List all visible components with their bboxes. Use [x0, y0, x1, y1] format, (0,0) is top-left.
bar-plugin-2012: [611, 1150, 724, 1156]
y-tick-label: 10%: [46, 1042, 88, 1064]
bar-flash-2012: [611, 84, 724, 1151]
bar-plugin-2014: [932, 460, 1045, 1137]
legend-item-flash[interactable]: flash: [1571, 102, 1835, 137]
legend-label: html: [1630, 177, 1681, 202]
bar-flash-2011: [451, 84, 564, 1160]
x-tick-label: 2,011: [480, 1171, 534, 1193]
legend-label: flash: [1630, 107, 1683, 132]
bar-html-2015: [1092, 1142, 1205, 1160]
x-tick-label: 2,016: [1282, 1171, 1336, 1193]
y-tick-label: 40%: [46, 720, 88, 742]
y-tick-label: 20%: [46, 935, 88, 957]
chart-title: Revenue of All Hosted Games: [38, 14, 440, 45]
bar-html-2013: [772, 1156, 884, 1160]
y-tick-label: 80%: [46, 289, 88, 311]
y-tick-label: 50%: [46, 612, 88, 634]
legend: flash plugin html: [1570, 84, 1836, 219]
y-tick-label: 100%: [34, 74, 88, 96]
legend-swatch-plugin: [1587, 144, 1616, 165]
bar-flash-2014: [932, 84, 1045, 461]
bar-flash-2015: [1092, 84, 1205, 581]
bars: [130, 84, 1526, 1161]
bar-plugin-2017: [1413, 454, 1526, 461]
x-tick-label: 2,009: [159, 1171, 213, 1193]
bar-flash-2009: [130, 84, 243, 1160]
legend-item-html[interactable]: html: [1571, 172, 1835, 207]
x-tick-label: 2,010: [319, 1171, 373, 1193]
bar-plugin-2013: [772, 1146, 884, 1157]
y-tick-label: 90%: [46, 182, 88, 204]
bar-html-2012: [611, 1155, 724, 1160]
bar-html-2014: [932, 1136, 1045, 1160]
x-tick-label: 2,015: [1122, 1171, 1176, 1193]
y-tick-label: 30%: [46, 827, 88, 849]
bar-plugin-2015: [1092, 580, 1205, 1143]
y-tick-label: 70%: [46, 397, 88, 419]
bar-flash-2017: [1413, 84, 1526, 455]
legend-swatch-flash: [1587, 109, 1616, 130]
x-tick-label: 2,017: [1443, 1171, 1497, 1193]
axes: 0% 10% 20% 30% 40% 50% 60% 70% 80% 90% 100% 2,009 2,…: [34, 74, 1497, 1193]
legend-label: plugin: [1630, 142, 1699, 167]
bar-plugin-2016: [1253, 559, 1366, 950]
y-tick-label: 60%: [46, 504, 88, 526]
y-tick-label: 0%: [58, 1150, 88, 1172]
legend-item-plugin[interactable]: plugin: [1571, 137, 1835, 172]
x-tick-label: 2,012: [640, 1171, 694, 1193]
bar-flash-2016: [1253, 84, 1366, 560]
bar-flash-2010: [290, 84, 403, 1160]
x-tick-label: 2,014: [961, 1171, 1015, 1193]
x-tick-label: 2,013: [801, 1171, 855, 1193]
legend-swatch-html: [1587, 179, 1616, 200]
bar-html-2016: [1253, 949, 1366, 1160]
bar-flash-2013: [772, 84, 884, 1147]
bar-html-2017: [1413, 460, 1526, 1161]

########

Given exercise: Count the lines above that contain the string "interactable" and give only that number.

Exercise response: 3